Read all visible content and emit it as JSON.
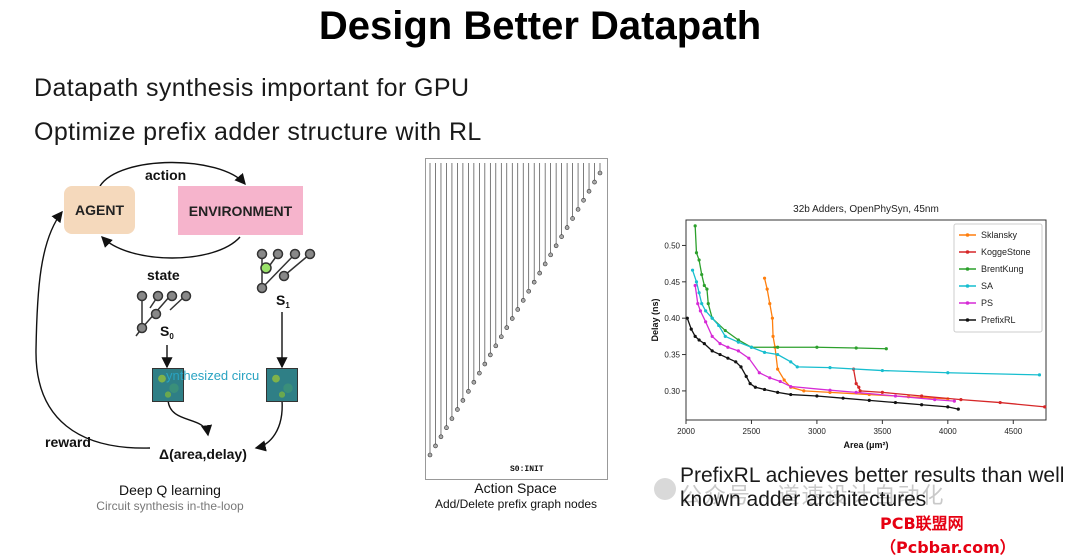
{
  "slide": {
    "title": "Design Better Datapath",
    "bullet_1": "Datapath synthesis important for GPU",
    "bullet_2": "Optimize prefix adder structure with RL"
  },
  "rl_loop": {
    "agent": "AGENT",
    "environment": "ENVIRONMENT",
    "action": "action",
    "state": "state",
    "s0": "S",
    "s0_sub": "0",
    "s1": "S",
    "s1_sub": "1",
    "synthesized": "ynthesized circu",
    "delta": "Δ(area,delay)",
    "reward": "reward",
    "caption": "Deep Q learning",
    "caption_sub": "Circuit synthesis in-the-loop"
  },
  "action_space": {
    "state_label": "S0:INIT",
    "caption": "Action Space",
    "caption_sub": "Add/Delete prefix graph nodes"
  },
  "chart_data": {
    "type": "line",
    "title": "32b Adders, OpenPhySyn, 45nm",
    "xlabel": "Area (μm²)",
    "ylabel": "Delay (ns)",
    "xlim": [
      2000,
      4750
    ],
    "ylim": [
      0.26,
      0.535
    ],
    "xticks": [
      "2000",
      "2500",
      "3000",
      "3500",
      "4000",
      "4500"
    ],
    "yticks": [
      "0.30",
      "0.35",
      "0.40",
      "0.45",
      "0.50"
    ],
    "legend_position": "top-right",
    "grid": false,
    "series": [
      {
        "name": "Sklansky",
        "color": "#ff7f0e",
        "points": [
          [
            2600,
            0.455
          ],
          [
            2620,
            0.44
          ],
          [
            2640,
            0.42
          ],
          [
            2660,
            0.4
          ],
          [
            2665,
            0.375
          ],
          [
            2680,
            0.36
          ],
          [
            2700,
            0.33
          ],
          [
            2750,
            0.315
          ],
          [
            2800,
            0.305
          ],
          [
            2900,
            0.3
          ],
          [
            3100,
            0.298
          ],
          [
            3400,
            0.295
          ],
          [
            3700,
            0.292
          ],
          [
            4000,
            0.289
          ]
        ]
      },
      {
        "name": "KoggeStone",
        "color": "#d62728",
        "points": [
          [
            3280,
            0.33
          ],
          [
            3300,
            0.31
          ],
          [
            3320,
            0.305
          ],
          [
            3330,
            0.3
          ],
          [
            3500,
            0.298
          ],
          [
            3800,
            0.293
          ],
          [
            4100,
            0.288
          ],
          [
            4400,
            0.284
          ],
          [
            4740,
            0.278
          ]
        ]
      },
      {
        "name": "BrentKung",
        "color": "#2ca02c",
        "points": [
          [
            2070,
            0.527
          ],
          [
            2080,
            0.49
          ],
          [
            2100,
            0.48
          ],
          [
            2120,
            0.46
          ],
          [
            2140,
            0.445
          ],
          [
            2160,
            0.44
          ],
          [
            2170,
            0.42
          ],
          [
            2200,
            0.4
          ],
          [
            2300,
            0.383
          ],
          [
            2400,
            0.37
          ],
          [
            2500,
            0.36
          ],
          [
            2700,
            0.36
          ],
          [
            3000,
            0.36
          ],
          [
            3300,
            0.359
          ],
          [
            3530,
            0.358
          ]
        ]
      },
      {
        "name": "SA",
        "color": "#17becf",
        "points": [
          [
            2050,
            0.466
          ],
          [
            2080,
            0.45
          ],
          [
            2100,
            0.435
          ],
          [
            2120,
            0.42
          ],
          [
            2150,
            0.41
          ],
          [
            2200,
            0.4
          ],
          [
            2250,
            0.39
          ],
          [
            2300,
            0.375
          ],
          [
            2400,
            0.367
          ],
          [
            2500,
            0.36
          ],
          [
            2600,
            0.353
          ],
          [
            2700,
            0.35
          ],
          [
            2800,
            0.34
          ],
          [
            2850,
            0.333
          ],
          [
            3100,
            0.332
          ],
          [
            3500,
            0.328
          ],
          [
            4000,
            0.325
          ],
          [
            4700,
            0.322
          ]
        ]
      },
      {
        "name": "PS",
        "color": "#d62bd6",
        "points": [
          [
            2070,
            0.445
          ],
          [
            2090,
            0.42
          ],
          [
            2110,
            0.41
          ],
          [
            2150,
            0.395
          ],
          [
            2200,
            0.375
          ],
          [
            2260,
            0.365
          ],
          [
            2320,
            0.36
          ],
          [
            2400,
            0.355
          ],
          [
            2480,
            0.345
          ],
          [
            2560,
            0.325
          ],
          [
            2640,
            0.318
          ],
          [
            2720,
            0.313
          ],
          [
            2800,
            0.306
          ],
          [
            3100,
            0.301
          ],
          [
            3300,
            0.298
          ],
          [
            3600,
            0.293
          ],
          [
            3900,
            0.288
          ],
          [
            4050,
            0.286
          ]
        ]
      },
      {
        "name": "PrefixRL",
        "color": "#111111",
        "points": [
          [
            2010,
            0.4
          ],
          [
            2040,
            0.385
          ],
          [
            2070,
            0.375
          ],
          [
            2100,
            0.37
          ],
          [
            2140,
            0.365
          ],
          [
            2200,
            0.355
          ],
          [
            2260,
            0.35
          ],
          [
            2320,
            0.345
          ],
          [
            2380,
            0.34
          ],
          [
            2420,
            0.333
          ],
          [
            2460,
            0.32
          ],
          [
            2490,
            0.31
          ],
          [
            2530,
            0.305
          ],
          [
            2600,
            0.302
          ],
          [
            2700,
            0.298
          ],
          [
            2800,
            0.295
          ],
          [
            3000,
            0.293
          ],
          [
            3200,
            0.29
          ],
          [
            3400,
            0.287
          ],
          [
            3600,
            0.284
          ],
          [
            3800,
            0.281
          ],
          [
            4000,
            0.278
          ],
          [
            4080,
            0.275
          ]
        ]
      }
    ]
  },
  "result": {
    "text": "PrefixRL achieves better results than well known adder architectures",
    "watermark": "公众号 · 道速设计自动化",
    "site": "PCB联盟网（Pcbbar.com）"
  }
}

────────────────────────────────────────

DIRECTIONS FOR THIS TASK: Working from the entries above, return all lines that contain "PrefixRL".

CORRECT RESPONSE:
        "name": "PrefixRL",
    "text": "PrefixRL achieves better results than well known adder architectures",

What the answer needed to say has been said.